Required task
Find each line with "Convert" and copy it.

Figure content listings:
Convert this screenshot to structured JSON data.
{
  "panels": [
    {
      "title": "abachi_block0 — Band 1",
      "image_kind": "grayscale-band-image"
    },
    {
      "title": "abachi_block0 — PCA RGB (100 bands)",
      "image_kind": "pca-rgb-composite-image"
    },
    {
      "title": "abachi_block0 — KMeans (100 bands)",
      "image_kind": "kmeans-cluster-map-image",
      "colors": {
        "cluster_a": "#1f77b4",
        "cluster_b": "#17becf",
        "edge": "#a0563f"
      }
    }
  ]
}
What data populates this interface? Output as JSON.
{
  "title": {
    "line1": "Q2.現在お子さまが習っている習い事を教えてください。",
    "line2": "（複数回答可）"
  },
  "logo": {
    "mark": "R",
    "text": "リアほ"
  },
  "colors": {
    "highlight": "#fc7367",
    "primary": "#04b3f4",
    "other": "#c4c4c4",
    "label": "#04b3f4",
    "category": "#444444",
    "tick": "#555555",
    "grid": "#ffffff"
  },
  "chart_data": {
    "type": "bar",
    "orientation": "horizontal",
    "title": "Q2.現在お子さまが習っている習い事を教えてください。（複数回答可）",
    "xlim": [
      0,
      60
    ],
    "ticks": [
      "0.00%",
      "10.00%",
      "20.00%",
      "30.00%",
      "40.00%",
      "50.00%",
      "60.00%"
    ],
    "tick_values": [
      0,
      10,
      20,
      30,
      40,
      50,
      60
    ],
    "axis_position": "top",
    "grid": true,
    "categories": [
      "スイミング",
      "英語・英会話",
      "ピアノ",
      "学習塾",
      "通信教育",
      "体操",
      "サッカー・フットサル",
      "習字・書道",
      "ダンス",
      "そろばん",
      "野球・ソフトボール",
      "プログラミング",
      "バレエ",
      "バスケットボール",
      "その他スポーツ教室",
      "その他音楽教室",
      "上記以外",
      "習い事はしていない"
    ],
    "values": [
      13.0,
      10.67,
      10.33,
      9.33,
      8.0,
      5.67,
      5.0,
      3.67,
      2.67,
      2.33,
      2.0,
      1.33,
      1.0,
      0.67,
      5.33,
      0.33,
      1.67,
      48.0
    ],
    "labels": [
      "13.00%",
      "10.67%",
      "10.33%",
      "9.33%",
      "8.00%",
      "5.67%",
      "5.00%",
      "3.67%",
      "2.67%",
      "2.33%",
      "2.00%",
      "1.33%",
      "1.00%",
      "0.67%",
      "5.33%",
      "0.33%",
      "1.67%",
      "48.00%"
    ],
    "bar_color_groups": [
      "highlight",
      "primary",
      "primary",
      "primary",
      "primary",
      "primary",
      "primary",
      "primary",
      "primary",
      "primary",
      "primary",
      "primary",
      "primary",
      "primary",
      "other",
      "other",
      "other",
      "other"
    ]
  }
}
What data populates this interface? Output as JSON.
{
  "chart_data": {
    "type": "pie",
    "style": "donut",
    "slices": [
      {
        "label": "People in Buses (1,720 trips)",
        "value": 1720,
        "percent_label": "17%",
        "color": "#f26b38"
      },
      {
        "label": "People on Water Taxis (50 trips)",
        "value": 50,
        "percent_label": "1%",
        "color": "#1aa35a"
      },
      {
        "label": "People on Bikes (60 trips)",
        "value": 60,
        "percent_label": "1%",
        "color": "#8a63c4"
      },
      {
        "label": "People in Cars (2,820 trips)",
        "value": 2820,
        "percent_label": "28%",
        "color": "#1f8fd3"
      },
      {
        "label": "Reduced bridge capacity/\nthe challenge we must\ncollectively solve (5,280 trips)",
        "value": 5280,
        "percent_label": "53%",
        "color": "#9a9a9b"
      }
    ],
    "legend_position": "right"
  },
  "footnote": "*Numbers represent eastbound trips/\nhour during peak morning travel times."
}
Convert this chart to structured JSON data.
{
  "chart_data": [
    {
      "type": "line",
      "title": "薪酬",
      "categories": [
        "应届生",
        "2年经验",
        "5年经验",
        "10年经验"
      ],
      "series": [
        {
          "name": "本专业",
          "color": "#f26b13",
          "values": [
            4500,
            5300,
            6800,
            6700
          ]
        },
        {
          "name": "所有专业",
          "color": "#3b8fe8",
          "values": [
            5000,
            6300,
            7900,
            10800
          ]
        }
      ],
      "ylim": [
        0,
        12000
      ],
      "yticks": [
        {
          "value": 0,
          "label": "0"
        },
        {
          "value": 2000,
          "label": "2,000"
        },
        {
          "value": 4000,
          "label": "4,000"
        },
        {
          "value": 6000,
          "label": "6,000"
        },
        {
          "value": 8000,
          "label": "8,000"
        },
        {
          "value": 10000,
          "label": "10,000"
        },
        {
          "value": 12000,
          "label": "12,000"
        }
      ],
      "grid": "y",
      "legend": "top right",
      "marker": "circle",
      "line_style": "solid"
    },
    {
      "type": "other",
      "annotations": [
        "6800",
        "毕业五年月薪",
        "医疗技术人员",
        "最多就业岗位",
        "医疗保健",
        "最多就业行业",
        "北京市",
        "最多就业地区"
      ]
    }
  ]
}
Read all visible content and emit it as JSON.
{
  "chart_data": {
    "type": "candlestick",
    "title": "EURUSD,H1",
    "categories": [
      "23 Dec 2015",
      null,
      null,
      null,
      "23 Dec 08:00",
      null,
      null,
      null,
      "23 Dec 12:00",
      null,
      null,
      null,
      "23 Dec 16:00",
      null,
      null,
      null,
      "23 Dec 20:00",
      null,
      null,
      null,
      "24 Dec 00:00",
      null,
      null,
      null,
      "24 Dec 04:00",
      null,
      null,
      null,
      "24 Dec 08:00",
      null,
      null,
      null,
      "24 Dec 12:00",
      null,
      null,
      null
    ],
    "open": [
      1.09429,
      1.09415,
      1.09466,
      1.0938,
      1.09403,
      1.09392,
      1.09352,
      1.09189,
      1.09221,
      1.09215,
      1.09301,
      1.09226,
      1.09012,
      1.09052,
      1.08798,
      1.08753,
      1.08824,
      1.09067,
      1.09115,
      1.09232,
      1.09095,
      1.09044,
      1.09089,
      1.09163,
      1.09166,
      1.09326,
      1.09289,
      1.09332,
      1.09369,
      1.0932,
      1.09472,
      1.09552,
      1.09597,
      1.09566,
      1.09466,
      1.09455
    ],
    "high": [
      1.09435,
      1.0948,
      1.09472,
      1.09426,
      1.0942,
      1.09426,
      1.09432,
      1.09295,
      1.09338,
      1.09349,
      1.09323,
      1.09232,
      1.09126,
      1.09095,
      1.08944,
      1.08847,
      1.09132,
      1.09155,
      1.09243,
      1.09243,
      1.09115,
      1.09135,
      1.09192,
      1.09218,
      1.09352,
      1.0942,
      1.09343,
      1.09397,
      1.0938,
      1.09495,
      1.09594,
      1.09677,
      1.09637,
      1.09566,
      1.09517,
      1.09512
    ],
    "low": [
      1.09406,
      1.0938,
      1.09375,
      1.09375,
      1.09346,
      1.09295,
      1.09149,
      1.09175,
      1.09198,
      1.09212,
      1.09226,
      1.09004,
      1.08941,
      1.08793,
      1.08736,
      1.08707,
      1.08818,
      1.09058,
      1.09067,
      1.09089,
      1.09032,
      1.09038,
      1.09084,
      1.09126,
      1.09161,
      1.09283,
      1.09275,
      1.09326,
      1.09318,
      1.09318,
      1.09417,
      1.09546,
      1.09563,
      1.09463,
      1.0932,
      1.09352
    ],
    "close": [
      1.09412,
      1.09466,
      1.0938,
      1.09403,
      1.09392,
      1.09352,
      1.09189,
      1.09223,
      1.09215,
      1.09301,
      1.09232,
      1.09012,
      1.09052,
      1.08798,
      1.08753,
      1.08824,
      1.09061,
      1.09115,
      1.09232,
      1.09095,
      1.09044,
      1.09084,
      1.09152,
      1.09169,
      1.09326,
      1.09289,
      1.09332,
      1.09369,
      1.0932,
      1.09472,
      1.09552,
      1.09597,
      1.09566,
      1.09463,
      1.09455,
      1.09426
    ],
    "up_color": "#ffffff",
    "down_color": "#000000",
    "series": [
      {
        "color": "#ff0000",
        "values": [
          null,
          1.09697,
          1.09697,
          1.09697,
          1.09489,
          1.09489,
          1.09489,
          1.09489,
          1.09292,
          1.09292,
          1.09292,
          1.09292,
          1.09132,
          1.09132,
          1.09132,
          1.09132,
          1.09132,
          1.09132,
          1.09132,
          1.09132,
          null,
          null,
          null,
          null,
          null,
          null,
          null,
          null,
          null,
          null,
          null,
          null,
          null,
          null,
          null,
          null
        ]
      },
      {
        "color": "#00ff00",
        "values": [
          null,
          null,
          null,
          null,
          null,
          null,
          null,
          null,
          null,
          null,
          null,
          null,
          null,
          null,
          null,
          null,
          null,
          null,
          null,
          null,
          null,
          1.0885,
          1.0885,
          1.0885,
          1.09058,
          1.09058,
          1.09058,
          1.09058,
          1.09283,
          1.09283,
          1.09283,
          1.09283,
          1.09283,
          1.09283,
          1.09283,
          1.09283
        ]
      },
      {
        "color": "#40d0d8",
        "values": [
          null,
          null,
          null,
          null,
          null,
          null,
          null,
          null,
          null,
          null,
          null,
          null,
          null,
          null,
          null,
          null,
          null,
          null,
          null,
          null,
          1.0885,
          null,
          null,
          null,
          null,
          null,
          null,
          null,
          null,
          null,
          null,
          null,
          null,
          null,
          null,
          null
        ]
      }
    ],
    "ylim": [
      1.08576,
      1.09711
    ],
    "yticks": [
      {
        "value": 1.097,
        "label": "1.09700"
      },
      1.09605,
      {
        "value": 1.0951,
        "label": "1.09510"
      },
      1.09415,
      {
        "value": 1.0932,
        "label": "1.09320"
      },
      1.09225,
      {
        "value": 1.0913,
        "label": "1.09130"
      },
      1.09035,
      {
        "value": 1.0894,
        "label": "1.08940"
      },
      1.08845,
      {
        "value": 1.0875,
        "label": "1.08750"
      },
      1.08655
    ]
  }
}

The answer
Convert this screenshot to structured JSON data.
Convert this chart to structured JSON data.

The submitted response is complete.